== Extracted entries
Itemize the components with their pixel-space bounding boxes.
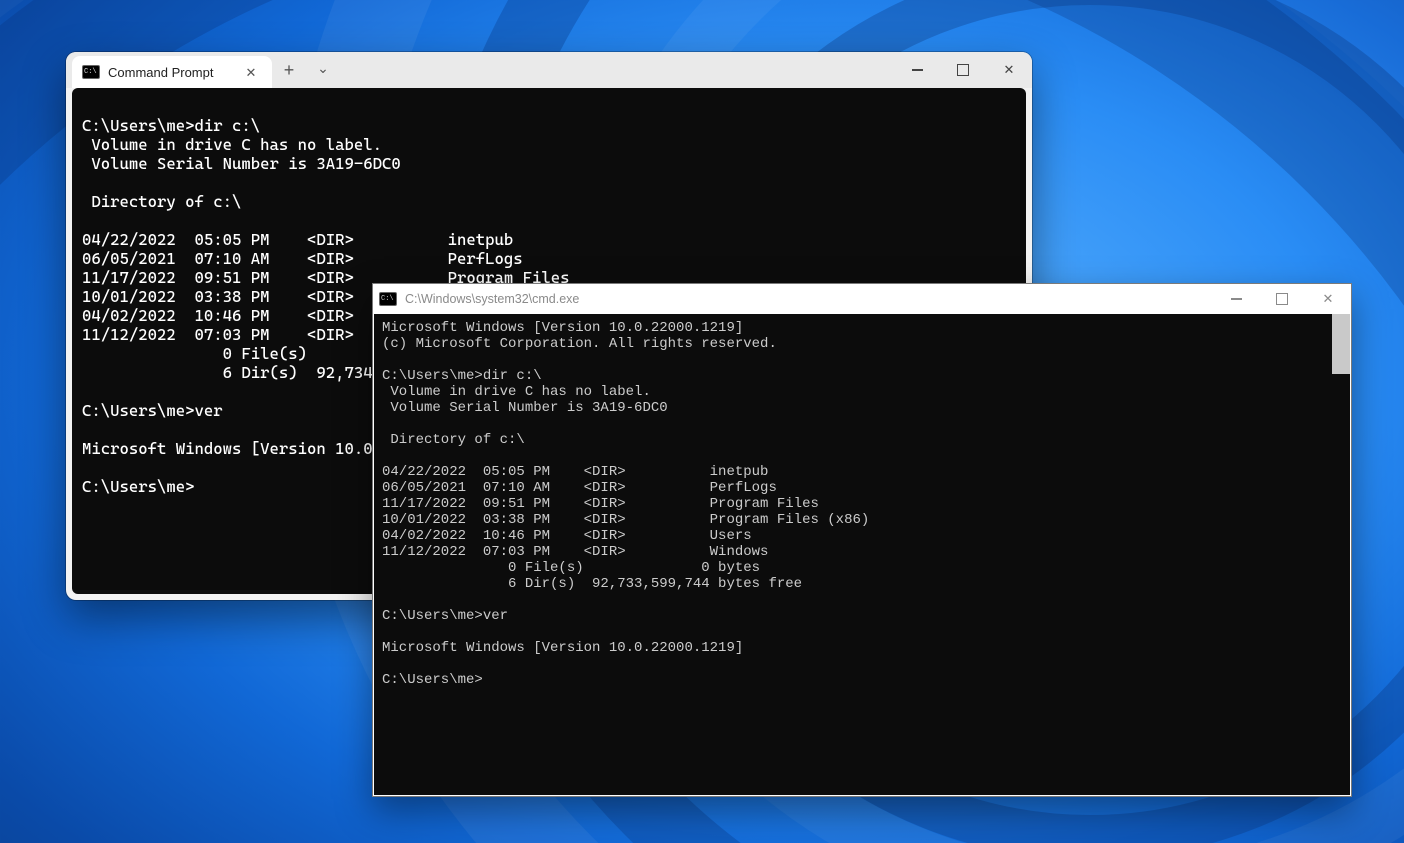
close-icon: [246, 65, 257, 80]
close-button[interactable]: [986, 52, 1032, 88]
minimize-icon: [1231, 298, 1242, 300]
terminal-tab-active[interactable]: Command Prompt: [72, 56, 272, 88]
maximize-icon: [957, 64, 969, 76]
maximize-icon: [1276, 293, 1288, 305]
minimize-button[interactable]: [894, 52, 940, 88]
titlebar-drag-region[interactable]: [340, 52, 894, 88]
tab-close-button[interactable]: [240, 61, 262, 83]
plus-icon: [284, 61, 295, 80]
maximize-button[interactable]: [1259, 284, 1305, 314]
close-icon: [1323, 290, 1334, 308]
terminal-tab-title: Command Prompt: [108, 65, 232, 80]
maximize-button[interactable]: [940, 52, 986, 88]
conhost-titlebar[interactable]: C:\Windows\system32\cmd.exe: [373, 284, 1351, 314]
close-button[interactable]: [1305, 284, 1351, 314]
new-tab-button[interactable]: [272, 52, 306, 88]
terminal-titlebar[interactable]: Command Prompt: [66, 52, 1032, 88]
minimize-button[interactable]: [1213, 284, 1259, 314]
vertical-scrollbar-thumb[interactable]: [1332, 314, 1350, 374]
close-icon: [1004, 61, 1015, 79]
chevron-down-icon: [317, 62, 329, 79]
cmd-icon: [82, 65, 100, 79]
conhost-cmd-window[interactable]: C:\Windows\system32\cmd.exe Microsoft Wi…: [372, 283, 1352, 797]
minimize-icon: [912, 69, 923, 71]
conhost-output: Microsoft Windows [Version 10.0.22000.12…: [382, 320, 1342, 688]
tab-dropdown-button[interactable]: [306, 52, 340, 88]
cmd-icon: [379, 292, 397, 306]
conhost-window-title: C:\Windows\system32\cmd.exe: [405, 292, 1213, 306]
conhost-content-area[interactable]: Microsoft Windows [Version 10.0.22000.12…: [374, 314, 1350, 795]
====
== Extracted entries
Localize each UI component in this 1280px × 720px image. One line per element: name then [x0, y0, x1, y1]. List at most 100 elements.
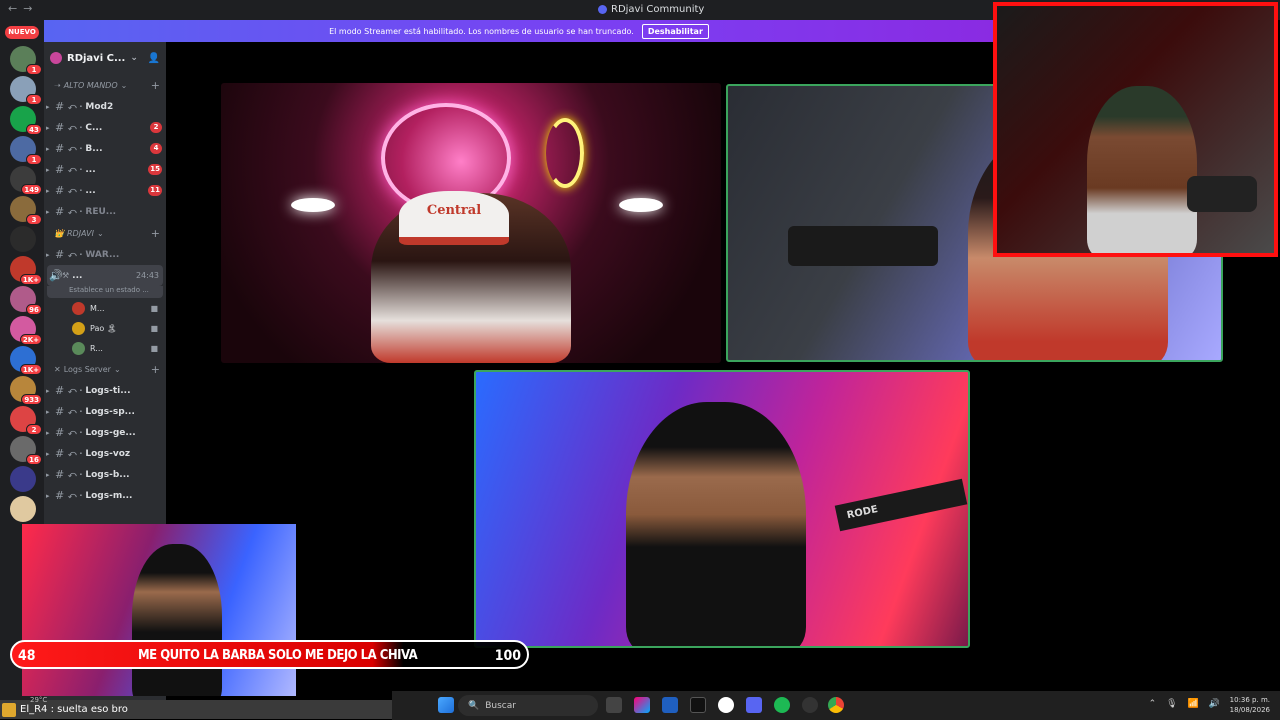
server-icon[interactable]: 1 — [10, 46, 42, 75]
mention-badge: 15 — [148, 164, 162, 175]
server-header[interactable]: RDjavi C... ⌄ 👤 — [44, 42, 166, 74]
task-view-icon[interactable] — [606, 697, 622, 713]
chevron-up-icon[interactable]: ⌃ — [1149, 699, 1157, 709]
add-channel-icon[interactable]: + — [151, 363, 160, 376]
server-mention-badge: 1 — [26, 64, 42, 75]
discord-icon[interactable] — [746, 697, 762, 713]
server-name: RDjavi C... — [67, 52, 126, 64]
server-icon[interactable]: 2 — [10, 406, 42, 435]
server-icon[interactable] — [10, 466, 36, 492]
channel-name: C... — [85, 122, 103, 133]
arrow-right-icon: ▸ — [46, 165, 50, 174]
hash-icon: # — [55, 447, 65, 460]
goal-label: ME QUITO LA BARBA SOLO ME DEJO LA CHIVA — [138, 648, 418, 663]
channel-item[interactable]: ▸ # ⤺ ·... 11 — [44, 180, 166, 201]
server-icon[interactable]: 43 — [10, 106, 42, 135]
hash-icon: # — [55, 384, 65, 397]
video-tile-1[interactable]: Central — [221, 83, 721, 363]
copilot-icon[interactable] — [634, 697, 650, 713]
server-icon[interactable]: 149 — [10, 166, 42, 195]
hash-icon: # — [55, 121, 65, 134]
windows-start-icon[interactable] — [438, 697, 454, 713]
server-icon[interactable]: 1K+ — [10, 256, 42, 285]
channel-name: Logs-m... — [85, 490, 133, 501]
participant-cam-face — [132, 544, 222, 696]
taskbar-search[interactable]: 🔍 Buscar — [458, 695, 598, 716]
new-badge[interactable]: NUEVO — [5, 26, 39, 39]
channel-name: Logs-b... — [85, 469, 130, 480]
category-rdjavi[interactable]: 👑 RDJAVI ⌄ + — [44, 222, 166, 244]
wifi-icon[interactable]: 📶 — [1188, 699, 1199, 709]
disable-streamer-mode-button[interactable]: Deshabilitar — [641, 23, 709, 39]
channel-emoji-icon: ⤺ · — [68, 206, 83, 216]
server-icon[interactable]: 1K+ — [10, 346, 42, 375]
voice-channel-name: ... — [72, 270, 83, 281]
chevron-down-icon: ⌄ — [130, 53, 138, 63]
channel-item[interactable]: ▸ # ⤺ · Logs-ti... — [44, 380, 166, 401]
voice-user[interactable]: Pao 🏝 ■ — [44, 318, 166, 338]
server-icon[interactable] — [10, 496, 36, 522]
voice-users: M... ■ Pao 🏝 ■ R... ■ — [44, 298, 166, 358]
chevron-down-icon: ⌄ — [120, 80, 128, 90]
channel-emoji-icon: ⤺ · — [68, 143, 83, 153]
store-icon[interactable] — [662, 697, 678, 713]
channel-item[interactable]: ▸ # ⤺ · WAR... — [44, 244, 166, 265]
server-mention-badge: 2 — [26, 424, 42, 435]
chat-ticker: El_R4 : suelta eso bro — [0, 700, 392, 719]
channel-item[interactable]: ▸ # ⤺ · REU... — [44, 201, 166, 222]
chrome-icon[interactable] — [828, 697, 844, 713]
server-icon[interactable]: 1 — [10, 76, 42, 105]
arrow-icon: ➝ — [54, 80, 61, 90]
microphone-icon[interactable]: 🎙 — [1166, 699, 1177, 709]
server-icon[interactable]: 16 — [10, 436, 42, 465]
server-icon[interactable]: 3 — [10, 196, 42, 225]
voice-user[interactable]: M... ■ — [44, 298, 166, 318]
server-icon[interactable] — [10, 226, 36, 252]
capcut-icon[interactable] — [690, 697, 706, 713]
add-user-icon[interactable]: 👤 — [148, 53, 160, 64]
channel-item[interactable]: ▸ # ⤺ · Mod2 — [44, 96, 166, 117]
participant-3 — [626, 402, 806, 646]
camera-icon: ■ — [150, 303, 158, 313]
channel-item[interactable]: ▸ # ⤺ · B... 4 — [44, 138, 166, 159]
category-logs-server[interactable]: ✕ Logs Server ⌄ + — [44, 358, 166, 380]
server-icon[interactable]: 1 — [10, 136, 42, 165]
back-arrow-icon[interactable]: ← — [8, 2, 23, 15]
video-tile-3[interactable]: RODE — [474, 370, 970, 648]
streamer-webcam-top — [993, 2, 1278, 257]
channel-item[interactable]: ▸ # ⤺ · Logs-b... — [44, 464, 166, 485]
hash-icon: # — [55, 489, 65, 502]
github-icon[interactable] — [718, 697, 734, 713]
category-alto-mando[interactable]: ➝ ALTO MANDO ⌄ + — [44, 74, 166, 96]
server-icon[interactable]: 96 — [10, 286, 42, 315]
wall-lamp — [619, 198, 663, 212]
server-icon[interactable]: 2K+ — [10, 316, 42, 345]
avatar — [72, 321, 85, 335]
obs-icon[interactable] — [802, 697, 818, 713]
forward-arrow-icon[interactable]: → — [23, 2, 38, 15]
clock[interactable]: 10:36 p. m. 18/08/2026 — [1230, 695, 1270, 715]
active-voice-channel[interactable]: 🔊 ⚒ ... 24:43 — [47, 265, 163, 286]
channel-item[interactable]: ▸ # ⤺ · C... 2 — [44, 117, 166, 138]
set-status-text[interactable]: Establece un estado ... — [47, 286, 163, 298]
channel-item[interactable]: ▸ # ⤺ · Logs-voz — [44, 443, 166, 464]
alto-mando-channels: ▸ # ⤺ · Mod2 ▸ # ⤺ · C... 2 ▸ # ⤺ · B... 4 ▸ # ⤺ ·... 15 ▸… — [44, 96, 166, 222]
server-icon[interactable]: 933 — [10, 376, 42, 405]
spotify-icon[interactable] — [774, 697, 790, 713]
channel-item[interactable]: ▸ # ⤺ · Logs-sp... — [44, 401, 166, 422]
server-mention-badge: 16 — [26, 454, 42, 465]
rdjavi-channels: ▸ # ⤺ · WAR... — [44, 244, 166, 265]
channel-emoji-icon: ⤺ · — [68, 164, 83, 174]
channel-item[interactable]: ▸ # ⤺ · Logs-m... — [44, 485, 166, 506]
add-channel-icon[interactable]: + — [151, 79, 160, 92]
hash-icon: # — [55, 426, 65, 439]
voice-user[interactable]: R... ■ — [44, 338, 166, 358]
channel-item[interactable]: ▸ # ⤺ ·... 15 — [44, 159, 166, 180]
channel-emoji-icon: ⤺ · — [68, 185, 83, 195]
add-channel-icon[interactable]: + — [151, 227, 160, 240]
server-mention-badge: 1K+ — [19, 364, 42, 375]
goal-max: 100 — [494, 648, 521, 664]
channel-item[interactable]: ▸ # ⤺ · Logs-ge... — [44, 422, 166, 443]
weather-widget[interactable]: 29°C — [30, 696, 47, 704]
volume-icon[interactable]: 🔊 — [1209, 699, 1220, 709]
====
#### [Description of the task]
Copy out, unchanged, the lines starting with the one that contains "server-icon[interactable]: 1 — [10, 46, 42, 75]" and going on through the one that contains "add-channel-icon[interactable]: + — [151, 363, 160, 376]", including both of those.

#### [Result for this exercise]
server-icon[interactable]: 1 — [10, 46, 42, 75]
mention-badge: 15 — [148, 164, 162, 175]
server-header[interactable]: RDjavi C... ⌄ 👤 — [44, 42, 166, 74]
task-view-icon[interactable] — [606, 697, 622, 713]
chevron-up-icon[interactable]: ⌃ — [1149, 699, 1157, 709]
add-channel-icon[interactable]: + — [151, 363, 160, 376]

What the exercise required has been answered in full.